| Stated task |
Can you recast the entries starting at the line that contains "for every button, label, input, icon, or" and ending at the line that contains "- legend-label: Channel: HI: [132, 291, 196, 304]" as a Markdown table, with the row number under Row and the line under Line, and skip any blank lines?

-- Start of Extracted entries --

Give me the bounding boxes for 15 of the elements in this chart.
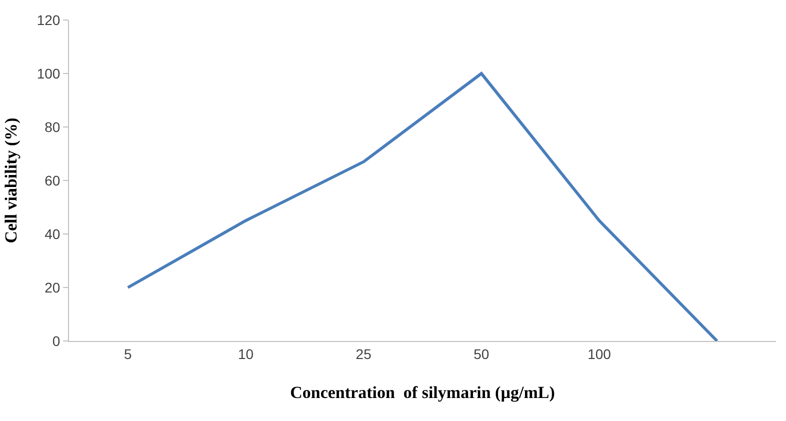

-- End of Extracted entries --
-- Start of Extracted entries --

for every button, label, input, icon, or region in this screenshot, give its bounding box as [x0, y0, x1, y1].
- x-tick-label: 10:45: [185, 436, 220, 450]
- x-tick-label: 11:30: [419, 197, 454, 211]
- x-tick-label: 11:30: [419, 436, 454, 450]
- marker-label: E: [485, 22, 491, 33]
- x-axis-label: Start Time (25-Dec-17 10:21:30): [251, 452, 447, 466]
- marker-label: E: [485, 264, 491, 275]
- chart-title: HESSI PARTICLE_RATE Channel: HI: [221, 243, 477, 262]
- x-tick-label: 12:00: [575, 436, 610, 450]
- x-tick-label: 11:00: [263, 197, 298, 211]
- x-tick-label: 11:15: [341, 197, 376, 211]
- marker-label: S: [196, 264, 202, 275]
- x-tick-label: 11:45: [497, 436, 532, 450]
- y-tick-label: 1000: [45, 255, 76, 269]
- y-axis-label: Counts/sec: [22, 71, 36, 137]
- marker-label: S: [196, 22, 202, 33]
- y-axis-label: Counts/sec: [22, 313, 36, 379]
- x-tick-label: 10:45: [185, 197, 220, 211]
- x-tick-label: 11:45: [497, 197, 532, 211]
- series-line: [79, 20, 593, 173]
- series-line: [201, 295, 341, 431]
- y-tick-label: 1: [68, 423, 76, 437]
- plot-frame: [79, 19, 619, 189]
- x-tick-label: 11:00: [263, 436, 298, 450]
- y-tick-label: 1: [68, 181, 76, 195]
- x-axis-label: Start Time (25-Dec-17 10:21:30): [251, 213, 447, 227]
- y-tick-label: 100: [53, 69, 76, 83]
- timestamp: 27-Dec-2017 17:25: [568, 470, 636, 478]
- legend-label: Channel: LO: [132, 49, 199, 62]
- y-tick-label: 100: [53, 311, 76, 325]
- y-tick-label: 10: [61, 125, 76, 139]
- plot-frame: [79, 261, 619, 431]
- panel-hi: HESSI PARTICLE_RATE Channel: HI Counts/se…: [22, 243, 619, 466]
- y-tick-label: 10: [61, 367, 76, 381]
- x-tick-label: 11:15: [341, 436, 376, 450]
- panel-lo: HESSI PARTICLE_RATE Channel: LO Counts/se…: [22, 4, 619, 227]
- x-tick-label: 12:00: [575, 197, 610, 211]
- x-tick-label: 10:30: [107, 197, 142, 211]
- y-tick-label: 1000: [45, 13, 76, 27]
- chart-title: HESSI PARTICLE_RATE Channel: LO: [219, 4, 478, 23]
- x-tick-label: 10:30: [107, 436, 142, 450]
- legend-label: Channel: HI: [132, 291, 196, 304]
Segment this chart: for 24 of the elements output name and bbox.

-- End of Extracted entries --

| Answer for this exercise |
| Row | Line |
|---|---|
| 1 | for every button, label, input, icon, or region in this screenshot, give its bounding box as [x0, y0, x1, y1]. |
| 2 | - x-tick-label: 10:45: [185, 436, 220, 450] |
| 3 | - x-tick-label: 11:30: [419, 197, 454, 211] |
| 4 | - x-tick-label: 11:30: [419, 436, 454, 450] |
| 5 | - marker-label: E: [485, 22, 491, 33] |
| 6 | - x-axis-label: Start Time (25-Dec-17 10:21:30): [251, 452, 447, 466] |
| 7 | - marker-label: E: [485, 264, 491, 275] |
| 8 | - chart-title: HESSI PARTICLE_RATE Channel: HI: [221, 243, 477, 262] |
| 9 | - x-tick-label: 12:00: [575, 436, 610, 450] |
| 10 | - x-tick-label: 11:00: [263, 197, 298, 211] |
| 11 | - x-tick-label: 11:15: [341, 197, 376, 211] |
| 12 | - marker-label: S: [196, 264, 202, 275] |
| 13 | - x-tick-label: 11:45: [497, 436, 532, 450] |
| 14 | - y-tick-label: 1000: [45, 255, 76, 269] |
| 15 | - y-axis-label: Counts/sec: [22, 71, 36, 137] |
| 16 | - marker-label: S: [196, 22, 202, 33] |
| 17 | - y-axis-label: Counts/sec: [22, 313, 36, 379] |
| 18 | - x-tick-label: 10:45: [185, 197, 220, 211] |
| 19 | - x-tick-label: 11:45: [497, 197, 532, 211] |
| 20 | - series-line: [79, 20, 593, 173] |
| 21 | - series-line: [201, 295, 341, 431] |
| 22 | - y-tick-label: 1: [68, 423, 76, 437] |
| 23 | - plot-frame: [79, 19, 619, 189] |
| 24 | - x-tick-label: 11:00: [263, 436, 298, 450] |
| 25 | - y-tick-label: 1: [68, 181, 76, 195] |
| 26 | - x-axis-label: Start Time (25-Dec-17 10:21:30): [251, 213, 447, 227] |
| 27 | - y-tick-label: 100: [53, 69, 76, 83] |
| 28 | - timestamp: 27-Dec-2017 17:25: [568, 470, 636, 478] |
| 29 | - legend-label: Channel: LO: [132, 49, 199, 62] |
| 30 | - y-tick-label: 100: [53, 311, 76, 325] |
| 31 | - y-tick-label: 10: [61, 125, 76, 139] |
| 32 | - plot-frame: [79, 261, 619, 431] |
| 33 | - panel-hi: HESSI PARTICLE_RATE Channel: HI Counts/se…: [22, 243, 619, 466] |
| 34 | - y-tick-label: 10: [61, 367, 76, 381] |
| 35 | - x-tick-label: 11:15: [341, 436, 376, 450] |
| 36 | - panel-lo: HESSI PARTICLE_RATE Channel: LO Counts/se…: [22, 4, 619, 227] |
| 37 | - x-tick-label: 12:00: [575, 197, 610, 211] |
| 38 | - x-tick-label: 10:30: [107, 197, 142, 211] |
| 39 | - y-tick-label: 1000: [45, 13, 76, 27] |
| 40 | - chart-title: HESSI PARTICLE_RATE Channel: LO: [219, 4, 478, 23] |
| 41 | - x-tick-label: 10:30: [107, 436, 142, 450] |
| 42 | - legend-label: Channel: HI: [132, 291, 196, 304] |